* [WHAT IS ASKED]
What follows is a block of records; restate each one word for word.

[Records from a data collection]
◆ ◆ ◆

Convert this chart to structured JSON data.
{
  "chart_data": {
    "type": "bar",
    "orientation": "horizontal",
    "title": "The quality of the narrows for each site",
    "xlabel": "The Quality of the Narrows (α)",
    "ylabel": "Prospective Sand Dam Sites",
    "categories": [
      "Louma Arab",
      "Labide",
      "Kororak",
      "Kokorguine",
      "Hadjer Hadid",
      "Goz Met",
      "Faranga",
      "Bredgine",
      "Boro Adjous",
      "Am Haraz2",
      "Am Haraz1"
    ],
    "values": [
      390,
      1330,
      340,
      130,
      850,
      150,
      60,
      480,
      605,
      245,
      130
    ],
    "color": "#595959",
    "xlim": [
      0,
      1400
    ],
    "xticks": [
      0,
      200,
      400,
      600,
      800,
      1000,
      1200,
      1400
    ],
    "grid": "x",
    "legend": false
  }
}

◆ ◆ ◆

* [RESPONSE TO THIS EXERCISE]
Convert this chart to structured JSON data.
{
  "chart_data": {
    "type": "bar",
    "orientation": "horizontal",
    "title": "The quality of the narrows for each site",
    "xlabel": "The Quality of the Narrows (α)",
    "ylabel": "Prospective Sand Dam Sites",
    "categories": [
      "Louma Arab",
      "Labide",
      "Kororak",
      "Kokorguine",
      "Hadjer Hadid",
      "Goz Met",
      "Faranga",
      "Bredgine",
      "Boro Adjous",
      "Am Haraz2",
      "Am Haraz1"
    ],
    "values": [
      390,
      1330,
      340,
      130,
      850,
      150,
      60,
      480,
      605,
      245,
      130
    ],
    "color": "#595959",
    "xlim": [
      0,
      1400
    ],
    "xticks": [
      0,
      200,
      400,
      600,
      800,
      1000,
      1200,
      1400
    ],
    "grid": "x",
    "legend": false
  }
}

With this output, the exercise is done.